_AIM:_
List each line of the data that holds the word "color".

_Figure contents as structured data:_
※ ※ ※

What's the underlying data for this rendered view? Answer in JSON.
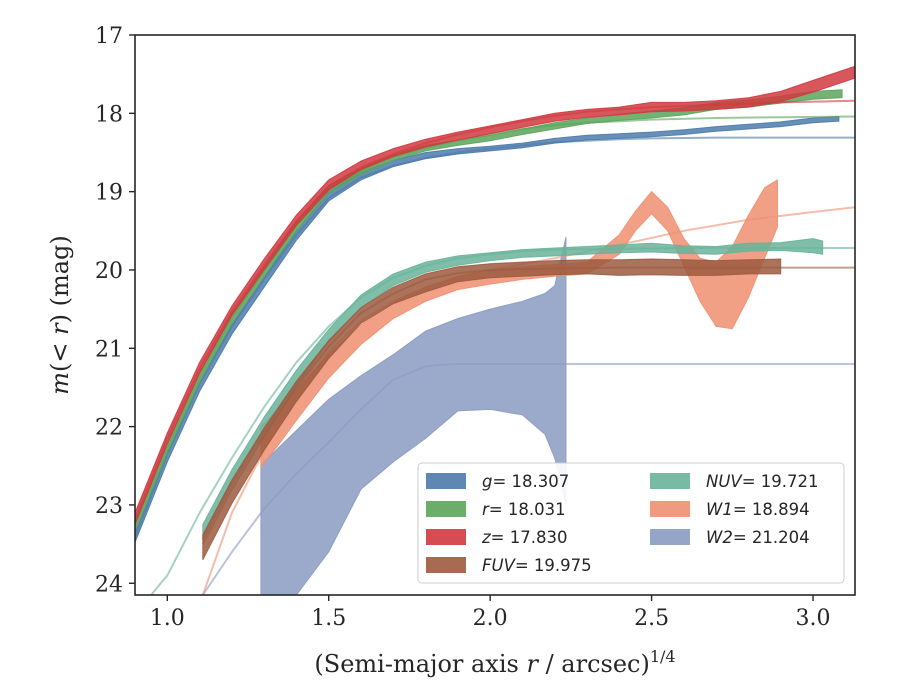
{
  "chart_data": {
    "type": "line",
    "xlabel_main": "(Semi-major axis ",
    "xlabel_var": "r",
    "xlabel_tail": " / arcsec)",
    "xlabel_sup": "1/4",
    "ylabel_pre": "m",
    "ylabel_mid": "(< ",
    "ylabel_var": "r",
    "ylabel_post": ") (mag)",
    "xlim": [
      0.9,
      3.13
    ],
    "ylim": [
      24.15,
      17.0
    ],
    "y_inverted": true,
    "xticks": [
      1.0,
      1.5,
      2.0,
      2.5,
      3.0
    ],
    "xtick_labels": [
      "1.0",
      "1.5",
      "2.0",
      "2.5",
      "3.0"
    ],
    "yticks": [
      17,
      18,
      19,
      20,
      21,
      22,
      23,
      24
    ],
    "ytick_labels": [
      "17",
      "18",
      "19",
      "20",
      "21",
      "22",
      "23",
      "24"
    ],
    "legend_position": "lower-right",
    "series": [
      {
        "band": "g",
        "label": "= 18.307",
        "color": "#4c7bab",
        "band_x": [
          0.9,
          1.0,
          1.1,
          1.2,
          1.3,
          1.4,
          1.5,
          1.6,
          1.7,
          1.8,
          1.9,
          2.0,
          2.1,
          2.2,
          2.3,
          2.4,
          2.5,
          2.6,
          2.7,
          2.8,
          2.9,
          3.0,
          3.08
        ],
        "band_lo": [
          23.48,
          22.45,
          21.55,
          20.82,
          20.22,
          19.62,
          19.12,
          18.85,
          18.68,
          18.58,
          18.52,
          18.48,
          18.44,
          18.38,
          18.34,
          18.32,
          18.3,
          18.27,
          18.23,
          18.2,
          18.17,
          18.12,
          18.1
        ],
        "band_hi": [
          23.36,
          22.33,
          21.43,
          20.7,
          20.1,
          19.5,
          19.0,
          18.75,
          18.6,
          18.5,
          18.45,
          18.42,
          18.38,
          18.32,
          18.28,
          18.26,
          18.24,
          18.21,
          18.17,
          18.14,
          18.11,
          18.06,
          18.04
        ],
        "fit_x": [
          0.9,
          1.0,
          1.1,
          1.2,
          1.3,
          1.4,
          1.5,
          1.6,
          1.7,
          1.8,
          1.9,
          2.0,
          2.1,
          2.2,
          2.3,
          2.4,
          2.5,
          2.7,
          2.9,
          3.13
        ],
        "fit_y": [
          23.42,
          22.35,
          21.45,
          20.72,
          20.12,
          19.55,
          19.08,
          18.82,
          18.67,
          18.57,
          18.5,
          18.45,
          18.41,
          18.37,
          18.35,
          18.33,
          18.32,
          18.31,
          18.31,
          18.31
        ]
      },
      {
        "band": "r",
        "label": "= 18.031",
        "color": "#5aa55a",
        "band_x": [
          0.9,
          1.0,
          1.1,
          1.2,
          1.3,
          1.4,
          1.5,
          1.6,
          1.7,
          1.8,
          1.9,
          2.0,
          2.1,
          2.2,
          2.3,
          2.4,
          2.5,
          2.6,
          2.7,
          2.8,
          2.9,
          3.0,
          3.09
        ],
        "band_lo": [
          23.34,
          22.33,
          21.43,
          20.68,
          20.08,
          19.5,
          19.02,
          18.78,
          18.6,
          18.48,
          18.41,
          18.35,
          18.27,
          18.2,
          18.13,
          18.09,
          18.06,
          18.02,
          17.95,
          17.92,
          17.87,
          17.82,
          17.8
        ],
        "band_hi": [
          23.22,
          22.21,
          21.31,
          20.56,
          19.96,
          19.38,
          18.92,
          18.7,
          18.53,
          18.41,
          18.34,
          18.28,
          18.2,
          18.12,
          18.06,
          18.01,
          17.97,
          17.93,
          17.86,
          17.83,
          17.78,
          17.72,
          17.7
        ],
        "fit_x": [
          0.9,
          1.0,
          1.1,
          1.2,
          1.3,
          1.4,
          1.5,
          1.6,
          1.7,
          1.8,
          1.9,
          2.0,
          2.1,
          2.2,
          2.3,
          2.4,
          2.5,
          2.7,
          2.9,
          3.13
        ],
        "fit_y": [
          23.28,
          22.27,
          21.37,
          20.62,
          20.02,
          19.44,
          18.97,
          18.73,
          18.56,
          18.44,
          18.35,
          18.27,
          18.2,
          18.15,
          18.12,
          18.1,
          18.08,
          18.06,
          18.05,
          18.04
        ]
      },
      {
        "band": "z",
        "label": "= 17.830",
        "color": "#d03a3f",
        "band_x": [
          0.9,
          1.0,
          1.1,
          1.2,
          1.3,
          1.4,
          1.5,
          1.6,
          1.7,
          1.8,
          1.9,
          2.0,
          2.1,
          2.2,
          2.3,
          2.4,
          2.5,
          2.6,
          2.7,
          2.8,
          2.9,
          3.0,
          3.13
        ],
        "band_lo": [
          23.25,
          22.22,
          21.32,
          20.58,
          20.0,
          19.43,
          18.98,
          18.72,
          18.55,
          18.43,
          18.34,
          18.26,
          18.18,
          18.1,
          18.05,
          18.02,
          17.98,
          17.97,
          17.95,
          17.92,
          17.85,
          17.73,
          17.55
        ],
        "band_hi": [
          23.1,
          22.08,
          21.18,
          20.46,
          19.86,
          19.3,
          18.85,
          18.61,
          18.45,
          18.33,
          18.24,
          18.16,
          18.08,
          18.0,
          17.95,
          17.92,
          17.86,
          17.86,
          17.84,
          17.8,
          17.72,
          17.58,
          17.4
        ],
        "fit_x": [
          0.9,
          1.0,
          1.1,
          1.2,
          1.3,
          1.4,
          1.5,
          1.6,
          1.7,
          1.8,
          1.9,
          2.0,
          2.1,
          2.2,
          2.3,
          2.4,
          2.5,
          2.7,
          2.9,
          3.13
        ],
        "fit_y": [
          23.18,
          22.15,
          21.26,
          20.53,
          19.94,
          19.38,
          18.93,
          18.69,
          18.52,
          18.38,
          18.27,
          18.18,
          18.1,
          18.03,
          17.98,
          17.95,
          17.92,
          17.89,
          17.86,
          17.84
        ]
      },
      {
        "band": "FUV",
        "label": "= 19.975",
        "color": "#9c5b3f",
        "band_x": [
          1.11,
          1.2,
          1.3,
          1.4,
          1.5,
          1.6,
          1.7,
          1.8,
          1.9,
          2.0,
          2.1,
          2.2,
          2.3,
          2.4,
          2.5,
          2.6,
          2.7,
          2.8,
          2.9
        ],
        "band_lo": [
          23.7,
          22.98,
          22.3,
          21.68,
          21.13,
          20.68,
          20.43,
          20.28,
          20.15,
          20.1,
          20.08,
          20.06,
          20.05,
          20.07,
          20.06,
          20.07,
          20.07,
          20.05,
          20.05
        ],
        "band_hi": [
          23.38,
          22.68,
          22.02,
          21.42,
          20.9,
          20.48,
          20.22,
          20.05,
          19.96,
          19.92,
          19.9,
          19.88,
          19.87,
          19.87,
          19.86,
          19.87,
          19.88,
          19.87,
          19.86
        ],
        "fit_x": [
          1.11,
          1.2,
          1.3,
          1.4,
          1.5,
          1.6,
          1.7,
          1.8,
          1.9,
          2.0,
          2.2,
          2.4,
          2.6,
          2.8,
          3.13
        ],
        "fit_y": [
          23.5,
          22.8,
          22.12,
          21.5,
          20.98,
          20.55,
          20.3,
          20.12,
          20.04,
          20.0,
          19.98,
          19.97,
          19.97,
          19.97,
          19.97
        ]
      },
      {
        "band": "NUV",
        "label": "= 19.721",
        "color": "#69b39a",
        "band_x": [
          1.11,
          1.2,
          1.3,
          1.4,
          1.5,
          1.6,
          1.7,
          1.8,
          1.9,
          2.0,
          2.1,
          2.2,
          2.3,
          2.4,
          2.5,
          2.6,
          2.7,
          2.8,
          2.9,
          3.0,
          3.03
        ],
        "band_lo": [
          23.45,
          22.75,
          22.08,
          21.48,
          20.92,
          20.48,
          20.2,
          20.03,
          19.94,
          19.88,
          19.84,
          19.82,
          19.8,
          19.78,
          19.77,
          19.79,
          19.8,
          19.76,
          19.75,
          19.78,
          19.8
        ],
        "band_hi": [
          23.25,
          22.55,
          21.88,
          21.28,
          20.76,
          20.32,
          20.05,
          19.9,
          19.82,
          19.78,
          19.74,
          19.72,
          19.7,
          19.68,
          19.66,
          19.69,
          19.7,
          19.66,
          19.65,
          19.6,
          19.63
        ],
        "fit_x": [
          0.95,
          1.0,
          1.1,
          1.2,
          1.3,
          1.4,
          1.5,
          1.6,
          1.7,
          1.8,
          1.9,
          2.0,
          2.1,
          2.2,
          2.4,
          2.6,
          2.8,
          3.13
        ],
        "fit_y": [
          24.15,
          23.9,
          23.1,
          22.4,
          21.75,
          21.18,
          20.72,
          20.35,
          20.1,
          19.95,
          19.85,
          19.8,
          19.76,
          19.74,
          19.73,
          19.72,
          19.72,
          19.72
        ]
      },
      {
        "band": "W1",
        "label": "= 18.894",
        "color": "#ee8f71",
        "band_x": [
          1.29,
          1.35,
          1.4,
          1.5,
          1.6,
          1.7,
          1.8,
          1.9,
          2.0,
          2.1,
          2.2,
          2.3,
          2.4,
          2.45,
          2.5,
          2.55,
          2.6,
          2.65,
          2.7,
          2.75,
          2.8,
          2.85,
          2.89
        ],
        "band_lo": [
          22.52,
          22.2,
          21.92,
          21.38,
          20.95,
          20.62,
          20.4,
          20.25,
          20.18,
          20.12,
          20.08,
          20.05,
          19.8,
          19.5,
          19.28,
          19.5,
          19.95,
          20.4,
          20.72,
          20.75,
          20.35,
          19.85,
          19.45
        ],
        "band_hi": [
          22.0,
          21.75,
          21.52,
          21.08,
          20.7,
          20.42,
          20.22,
          20.08,
          20.0,
          19.96,
          19.93,
          19.9,
          19.55,
          19.25,
          19.0,
          19.2,
          19.6,
          19.85,
          19.9,
          19.7,
          19.3,
          18.95,
          18.85
        ],
        "fit_x": [
          1.11,
          1.2,
          1.3,
          1.4,
          1.5,
          1.6,
          1.7,
          1.8,
          1.9,
          2.0,
          2.2,
          2.4,
          2.6,
          2.8,
          3.0,
          3.13
        ],
        "fit_y": [
          24.15,
          23.1,
          22.3,
          21.62,
          21.05,
          20.65,
          20.4,
          20.22,
          20.1,
          20.0,
          19.85,
          19.68,
          19.5,
          19.36,
          19.26,
          19.2
        ]
      },
      {
        "band": "W2",
        "label": "= 21.204",
        "color": "#8a9bc2",
        "band_x": [
          1.29,
          1.3,
          1.4,
          1.5,
          1.6,
          1.7,
          1.8,
          1.9,
          2.0,
          2.1,
          2.17,
          2.2,
          2.235
        ],
        "band_lo": [
          24.15,
          24.15,
          24.15,
          23.6,
          22.8,
          22.45,
          22.15,
          21.8,
          21.78,
          21.85,
          22.1,
          22.4,
          23.0
        ],
        "band_hi": [
          22.5,
          22.45,
          22.05,
          21.65,
          21.35,
          21.08,
          20.78,
          20.62,
          20.5,
          20.4,
          20.3,
          20.2,
          19.58
        ],
        "fit_x": [
          1.11,
          1.2,
          1.3,
          1.4,
          1.5,
          1.6,
          1.7,
          1.8,
          1.85,
          1.9,
          2.0,
          2.5,
          3.13
        ],
        "fit_y": [
          24.15,
          23.6,
          23.05,
          22.6,
          22.2,
          21.78,
          21.4,
          21.23,
          21.21,
          21.2,
          21.2,
          21.2,
          21.2
        ]
      }
    ],
    "legend_columns": [
      [
        "g",
        "r",
        "z",
        "FUV"
      ],
      [
        "NUV",
        "W1",
        "W2"
      ]
    ]
  }
}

※ ※ ※

_TASK RESPONSE:_
        "color": "#4c7bab",
        "color": "#5aa55a",
        "color": "#d03a3f",
        "color": "#9c5b3f",
        "color": "#69b39a",
        "color": "#ee8f71",
        "color": "#8a9bc2",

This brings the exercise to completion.